## Begin Records for this task
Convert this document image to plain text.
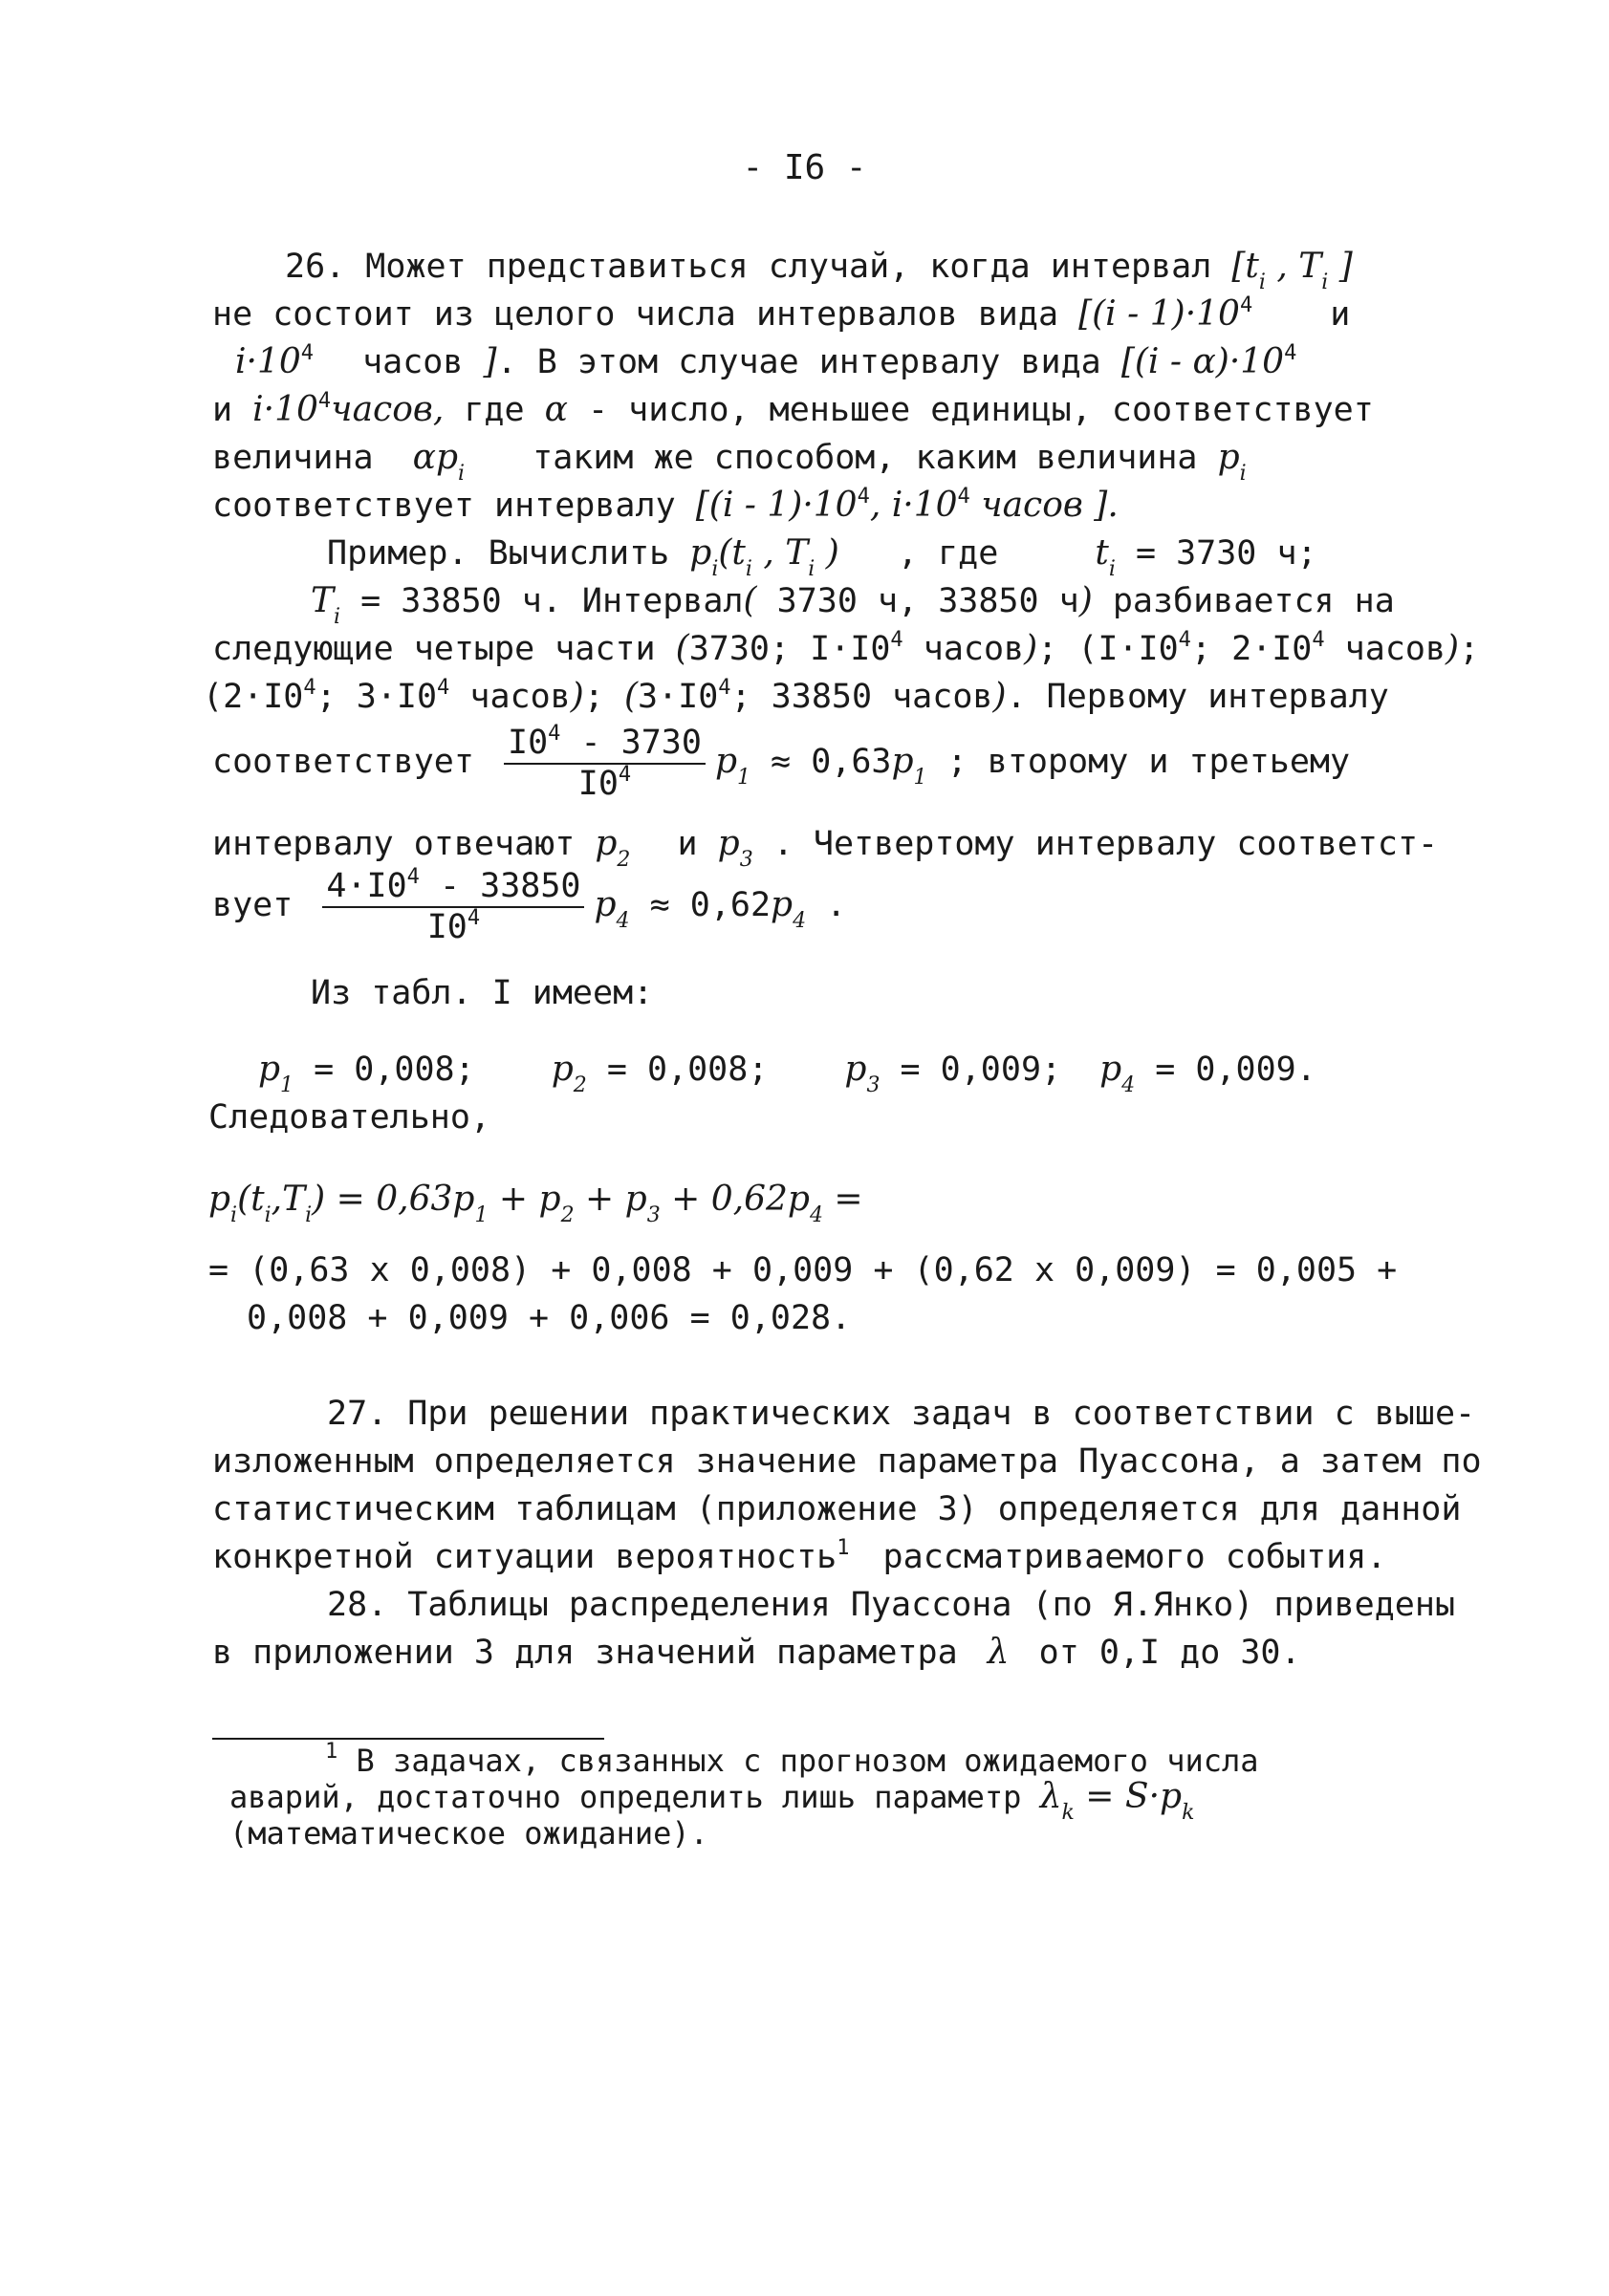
- I6 -
26. Может представиться случай, когда интервал [$t_i$ , $T_i$ ]
не состоит из целого числа интервалов вида [$(i - 1)\cdot 10^4$ и
$i\cdot 10^4$ часов ]. В этом случае интервалу вида [$(i - \alpha)\cdot 10^4$
и $i\cdot 10^4часов$, где α - число, меньшее единицы, соответствует
величина $\alpha p_i$ таким же способом, каким величина $p_i$
соответствует интервалу [$(i - 1)\cdot 10^4$, $i\cdot 10^4$ часов ].
Пример. Вычислить $p_i(t_i$ , $T_i$ ) , где $t_i = 3730$ ч;
$T_i = 33850$ ч. Интервал( 3730 ч, 33850 ч) разбивается на
следующие четыре части (3730; $I\cdot I0^4$ часов); ($I\cdot I0^4$; $2\cdot I0^4$ часов);
($2\cdot I0^4$; $3\cdot I0^4$ часов); ($3\cdot I0^4$; 33850 часов). Первому интервалу
соответствует $\frac{I0^4 - 3730}{I0^4} p_1 \approx 0,63p_1$ ; второму и третьему
интервалу отвечают $p_2$ и $p_3$ . Четвертому интервалу соответст-
вует $\frac{4\cdot I0^4 - 33850}{I0^4} p_4 \approx 0,62p_4$ .
Из табл. I имеем:
$p_1 = 0,008$; $p_2 = 0,008$; $p_3 = 0,009$; $p_4 = 0,009$.
Следовательно,
$p_i(t_i,T_i) = 0,63p_1 + p_2 + p_3 + 0,62p_4$ =
= (0,63 x 0,008) + 0,008 + 0,009 + (0,62 x 0,009) = 0,005 +
0,008 + 0,009 + 0,006 = 0,028.
27. При решении практических задач в соответствии с выше-
изложенным определяется значение параметра Пуассона, а затем по
статистическим таблицам (приложение 3) определяется для данной
конкретной ситуации вероятность$^1$ рассматриваемого события.
28. Таблицы распределения Пуассона (по Я.Янко) приведены
в приложении 3 для значений параметра λ от 0,I до 30.
$^1$ В задачах, связанных с прогнозом ожидаемого числа
аварий, достаточно определить лишь параметр $\lambda_k = S\cdot p_k$
(математическое ожидание).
## End Records for this task
Repeat the data above exactly, but not the pictures.

## [Completed exercise]
Convert this document image to plain text.
- I6 -
26. Может представиться случай, когда интервал [$t_i$ , $T_i$ ]
не состоит из целого числа интервалов вида [$(i - 1)\cdot 10^4$ и
$i\cdot 10^4$ часов ]. В этом случае интервалу вида [$(i - \alpha)\cdot 10^4$
и $i\cdot 10^4часов$, где α - число, меньшее единицы, соответствует
величина $\alpha p_i$ таким же способом, каким величина $p_i$
соответствует интервалу [$(i - 1)\cdot 10^4$, $i\cdot 10^4$ часов ].
Пример. Вычислить $p_i(t_i$ , $T_i$ ) , где $t_i = 3730$ ч;
$T_i = 33850$ ч. Интервал( 3730 ч, 33850 ч) разбивается на
следующие четыре части (3730; $I\cdot I0^4$ часов); ($I\cdot I0^4$; $2\cdot I0^4$ часов);
($2\cdot I0^4$; $3\cdot I0^4$ часов); ($3\cdot I0^4$; 33850 часов). Первому интервалу
соответствует $\frac{I0^4 - 3730}{I0^4} p_1 \approx 0,63p_1$ ; второму и третьему
интервалу отвечают $p_2$ и $p_3$ . Четвертому интервалу соответст-
вует $\frac{4\cdot I0^4 - 33850}{I0^4} p_4 \approx 0,62p_4$ .
Из табл. I имеем:
$p_1 = 0,008$; $p_2 = 0,008$; $p_3 = 0,009$; $p_4 = 0,009$.
Следовательно,
$p_i(t_i,T_i) = 0,63p_1 + p_2 + p_3 + 0,62p_4$ =
= (0,63 x 0,008) + 0,008 + 0,009 + (0,62 x 0,009) = 0,005 +
0,008 + 0,009 + 0,006 = 0,028.
27. При решении практических задач в соответствии с выше-
изложенным определяется значение параметра Пуассона, а затем по
статистическим таблицам (приложение 3) определяется для данной
конкретной ситуации вероятность$^1$ рассматриваемого события.
28. Таблицы распределения Пуассона (по Я.Янко) приведены
в приложении 3 для значений параметра λ от 0,I до 30.
$^1$ В задачах, связанных с прогнозом ожидаемого числа
аварий, достаточно определить лишь параметр $\lambda_k = S\cdot p_k$
(математическое ожидание).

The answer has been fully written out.